Sort through the data and copy the lines holding the word "series".
====
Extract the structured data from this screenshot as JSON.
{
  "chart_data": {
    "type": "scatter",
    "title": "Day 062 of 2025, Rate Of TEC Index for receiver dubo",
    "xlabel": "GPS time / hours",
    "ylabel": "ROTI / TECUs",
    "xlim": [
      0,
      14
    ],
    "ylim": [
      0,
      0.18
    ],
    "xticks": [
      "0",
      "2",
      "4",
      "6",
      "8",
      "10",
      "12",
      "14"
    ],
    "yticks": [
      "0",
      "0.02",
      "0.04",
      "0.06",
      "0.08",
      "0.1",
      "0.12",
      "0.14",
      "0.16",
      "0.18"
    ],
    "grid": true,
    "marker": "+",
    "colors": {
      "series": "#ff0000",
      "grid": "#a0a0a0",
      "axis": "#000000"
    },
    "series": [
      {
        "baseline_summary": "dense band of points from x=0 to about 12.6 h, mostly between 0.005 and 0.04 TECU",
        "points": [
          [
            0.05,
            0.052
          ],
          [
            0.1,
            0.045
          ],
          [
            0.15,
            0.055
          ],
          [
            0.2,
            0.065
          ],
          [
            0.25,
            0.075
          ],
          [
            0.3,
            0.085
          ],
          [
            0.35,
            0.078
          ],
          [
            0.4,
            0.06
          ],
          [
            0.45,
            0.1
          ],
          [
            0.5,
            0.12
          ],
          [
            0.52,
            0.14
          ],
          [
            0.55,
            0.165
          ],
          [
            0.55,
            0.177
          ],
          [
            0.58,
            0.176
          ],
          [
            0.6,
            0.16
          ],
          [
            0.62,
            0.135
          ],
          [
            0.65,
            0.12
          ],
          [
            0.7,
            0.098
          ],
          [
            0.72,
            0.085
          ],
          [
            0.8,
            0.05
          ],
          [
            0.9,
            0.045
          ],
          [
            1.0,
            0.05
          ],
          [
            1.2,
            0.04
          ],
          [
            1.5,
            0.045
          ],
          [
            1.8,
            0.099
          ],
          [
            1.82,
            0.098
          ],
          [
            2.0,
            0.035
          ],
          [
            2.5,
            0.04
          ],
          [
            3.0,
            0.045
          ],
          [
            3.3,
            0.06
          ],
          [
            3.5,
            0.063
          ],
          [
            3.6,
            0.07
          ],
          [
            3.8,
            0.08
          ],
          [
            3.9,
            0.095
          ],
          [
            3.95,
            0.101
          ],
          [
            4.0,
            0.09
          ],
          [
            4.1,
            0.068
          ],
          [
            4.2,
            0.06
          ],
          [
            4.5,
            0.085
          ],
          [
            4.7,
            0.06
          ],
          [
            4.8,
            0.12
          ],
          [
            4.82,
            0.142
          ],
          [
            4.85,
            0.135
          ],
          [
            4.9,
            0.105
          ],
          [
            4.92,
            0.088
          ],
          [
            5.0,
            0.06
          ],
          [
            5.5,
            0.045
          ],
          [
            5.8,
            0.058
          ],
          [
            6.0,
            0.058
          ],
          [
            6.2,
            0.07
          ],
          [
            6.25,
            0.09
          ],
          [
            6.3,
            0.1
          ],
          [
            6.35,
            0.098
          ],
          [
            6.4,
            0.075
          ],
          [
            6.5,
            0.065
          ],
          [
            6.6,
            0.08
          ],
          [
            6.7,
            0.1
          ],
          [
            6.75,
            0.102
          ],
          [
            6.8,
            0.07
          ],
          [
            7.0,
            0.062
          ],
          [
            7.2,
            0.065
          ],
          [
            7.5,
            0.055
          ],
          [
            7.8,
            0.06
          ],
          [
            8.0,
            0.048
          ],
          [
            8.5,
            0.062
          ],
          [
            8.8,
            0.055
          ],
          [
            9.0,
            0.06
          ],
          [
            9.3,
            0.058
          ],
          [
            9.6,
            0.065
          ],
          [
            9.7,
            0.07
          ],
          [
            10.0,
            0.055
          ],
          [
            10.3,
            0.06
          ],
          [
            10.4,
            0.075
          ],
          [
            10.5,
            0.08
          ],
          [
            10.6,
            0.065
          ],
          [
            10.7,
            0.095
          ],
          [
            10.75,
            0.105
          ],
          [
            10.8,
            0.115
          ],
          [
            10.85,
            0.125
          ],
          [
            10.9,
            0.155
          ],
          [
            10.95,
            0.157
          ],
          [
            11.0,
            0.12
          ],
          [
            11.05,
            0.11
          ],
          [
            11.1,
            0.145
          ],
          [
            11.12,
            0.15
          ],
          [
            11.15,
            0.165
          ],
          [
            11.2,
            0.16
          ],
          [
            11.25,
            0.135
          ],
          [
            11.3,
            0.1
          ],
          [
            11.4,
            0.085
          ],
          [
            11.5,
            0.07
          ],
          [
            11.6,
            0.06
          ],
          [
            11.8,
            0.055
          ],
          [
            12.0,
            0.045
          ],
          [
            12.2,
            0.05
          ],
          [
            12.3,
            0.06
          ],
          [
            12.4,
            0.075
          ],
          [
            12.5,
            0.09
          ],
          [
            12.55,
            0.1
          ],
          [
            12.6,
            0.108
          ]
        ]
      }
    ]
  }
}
====
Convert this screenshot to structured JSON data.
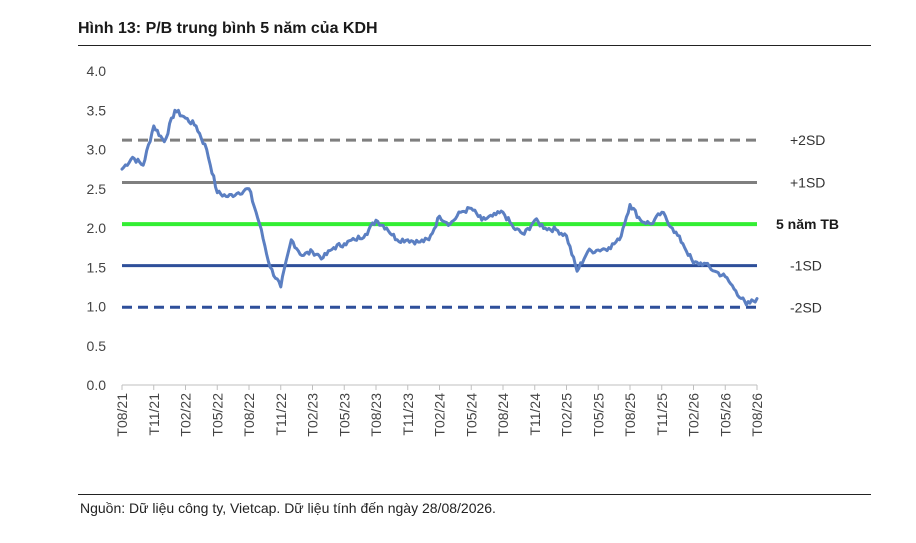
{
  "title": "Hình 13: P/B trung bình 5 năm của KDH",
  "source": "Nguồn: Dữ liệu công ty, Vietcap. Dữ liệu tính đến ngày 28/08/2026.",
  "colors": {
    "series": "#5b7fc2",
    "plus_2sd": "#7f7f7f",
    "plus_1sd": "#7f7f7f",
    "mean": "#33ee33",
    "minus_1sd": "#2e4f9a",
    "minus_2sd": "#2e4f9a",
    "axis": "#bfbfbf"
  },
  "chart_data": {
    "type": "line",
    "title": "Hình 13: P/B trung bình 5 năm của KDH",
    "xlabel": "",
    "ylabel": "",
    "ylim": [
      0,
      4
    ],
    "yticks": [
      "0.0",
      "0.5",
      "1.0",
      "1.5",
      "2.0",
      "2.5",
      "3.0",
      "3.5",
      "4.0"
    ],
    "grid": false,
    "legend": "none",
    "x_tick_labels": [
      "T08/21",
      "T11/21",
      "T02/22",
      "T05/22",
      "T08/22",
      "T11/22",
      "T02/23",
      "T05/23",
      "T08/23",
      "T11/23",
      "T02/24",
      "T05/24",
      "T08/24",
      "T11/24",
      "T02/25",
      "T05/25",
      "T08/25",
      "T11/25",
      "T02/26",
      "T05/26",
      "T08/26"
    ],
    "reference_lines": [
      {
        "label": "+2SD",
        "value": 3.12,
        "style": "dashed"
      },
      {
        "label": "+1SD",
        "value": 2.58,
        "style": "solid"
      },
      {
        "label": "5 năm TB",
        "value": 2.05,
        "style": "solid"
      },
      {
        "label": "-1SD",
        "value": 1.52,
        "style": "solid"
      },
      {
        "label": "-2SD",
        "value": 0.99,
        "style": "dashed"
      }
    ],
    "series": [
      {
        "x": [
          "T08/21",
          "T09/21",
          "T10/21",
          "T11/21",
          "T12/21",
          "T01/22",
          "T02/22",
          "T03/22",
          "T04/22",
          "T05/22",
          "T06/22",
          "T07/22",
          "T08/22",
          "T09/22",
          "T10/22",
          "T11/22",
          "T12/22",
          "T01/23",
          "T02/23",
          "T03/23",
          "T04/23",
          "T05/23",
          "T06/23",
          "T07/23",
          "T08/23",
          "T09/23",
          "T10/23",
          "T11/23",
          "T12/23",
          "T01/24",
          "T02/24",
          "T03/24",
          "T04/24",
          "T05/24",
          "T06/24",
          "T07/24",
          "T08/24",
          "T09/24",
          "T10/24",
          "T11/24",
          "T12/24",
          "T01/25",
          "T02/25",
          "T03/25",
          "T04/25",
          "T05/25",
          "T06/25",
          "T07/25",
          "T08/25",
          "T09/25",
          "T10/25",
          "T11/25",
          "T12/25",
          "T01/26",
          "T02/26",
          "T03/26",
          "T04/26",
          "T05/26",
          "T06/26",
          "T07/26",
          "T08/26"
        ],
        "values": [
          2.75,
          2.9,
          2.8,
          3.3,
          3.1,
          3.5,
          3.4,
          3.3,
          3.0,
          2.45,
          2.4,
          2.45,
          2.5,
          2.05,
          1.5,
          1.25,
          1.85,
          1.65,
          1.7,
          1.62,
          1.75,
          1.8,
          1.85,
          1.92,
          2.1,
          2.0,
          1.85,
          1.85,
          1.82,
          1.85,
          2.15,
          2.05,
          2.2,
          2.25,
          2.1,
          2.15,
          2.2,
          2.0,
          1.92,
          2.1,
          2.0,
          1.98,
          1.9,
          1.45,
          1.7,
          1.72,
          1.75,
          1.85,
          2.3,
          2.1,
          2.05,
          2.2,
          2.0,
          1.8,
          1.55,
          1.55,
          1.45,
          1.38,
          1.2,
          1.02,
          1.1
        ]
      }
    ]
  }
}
====
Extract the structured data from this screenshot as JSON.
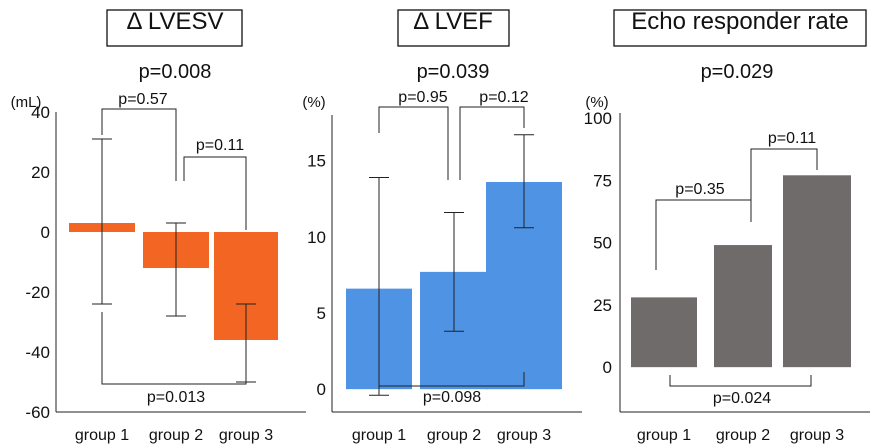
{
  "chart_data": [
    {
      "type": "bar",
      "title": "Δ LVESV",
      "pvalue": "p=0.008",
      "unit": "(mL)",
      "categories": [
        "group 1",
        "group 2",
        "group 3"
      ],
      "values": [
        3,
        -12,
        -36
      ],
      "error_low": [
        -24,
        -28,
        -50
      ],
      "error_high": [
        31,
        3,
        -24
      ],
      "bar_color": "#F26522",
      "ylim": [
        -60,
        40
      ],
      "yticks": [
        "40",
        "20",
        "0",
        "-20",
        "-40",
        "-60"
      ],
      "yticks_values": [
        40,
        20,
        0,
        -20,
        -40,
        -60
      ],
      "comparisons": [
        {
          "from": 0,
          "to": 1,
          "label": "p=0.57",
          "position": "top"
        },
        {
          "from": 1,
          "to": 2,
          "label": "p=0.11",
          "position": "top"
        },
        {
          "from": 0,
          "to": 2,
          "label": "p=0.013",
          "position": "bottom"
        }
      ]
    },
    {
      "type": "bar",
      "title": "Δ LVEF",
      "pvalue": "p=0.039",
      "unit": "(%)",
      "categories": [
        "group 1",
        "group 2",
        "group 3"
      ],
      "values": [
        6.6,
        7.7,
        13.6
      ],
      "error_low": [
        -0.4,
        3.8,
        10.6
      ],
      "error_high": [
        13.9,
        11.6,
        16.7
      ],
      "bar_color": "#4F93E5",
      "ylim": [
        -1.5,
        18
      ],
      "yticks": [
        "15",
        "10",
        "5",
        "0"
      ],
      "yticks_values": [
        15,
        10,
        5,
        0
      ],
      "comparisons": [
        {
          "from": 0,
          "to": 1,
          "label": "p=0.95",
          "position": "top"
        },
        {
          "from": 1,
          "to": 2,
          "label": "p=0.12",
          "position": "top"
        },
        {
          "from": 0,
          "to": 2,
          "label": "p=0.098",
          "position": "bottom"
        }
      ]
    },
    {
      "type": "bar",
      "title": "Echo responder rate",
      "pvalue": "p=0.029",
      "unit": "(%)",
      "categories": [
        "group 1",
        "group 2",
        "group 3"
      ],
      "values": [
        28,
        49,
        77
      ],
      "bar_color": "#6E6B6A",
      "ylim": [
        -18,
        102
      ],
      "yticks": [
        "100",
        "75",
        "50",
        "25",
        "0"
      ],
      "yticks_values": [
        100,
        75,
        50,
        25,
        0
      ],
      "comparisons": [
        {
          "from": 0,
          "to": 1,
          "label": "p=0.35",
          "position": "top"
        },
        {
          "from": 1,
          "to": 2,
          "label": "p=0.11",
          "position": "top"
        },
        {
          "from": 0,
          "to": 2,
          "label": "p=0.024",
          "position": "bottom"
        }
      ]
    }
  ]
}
====
__Answer to the task__
      "series": "#ff0000",
    "series": [
    "series": "#5b7fc2",
    "series": [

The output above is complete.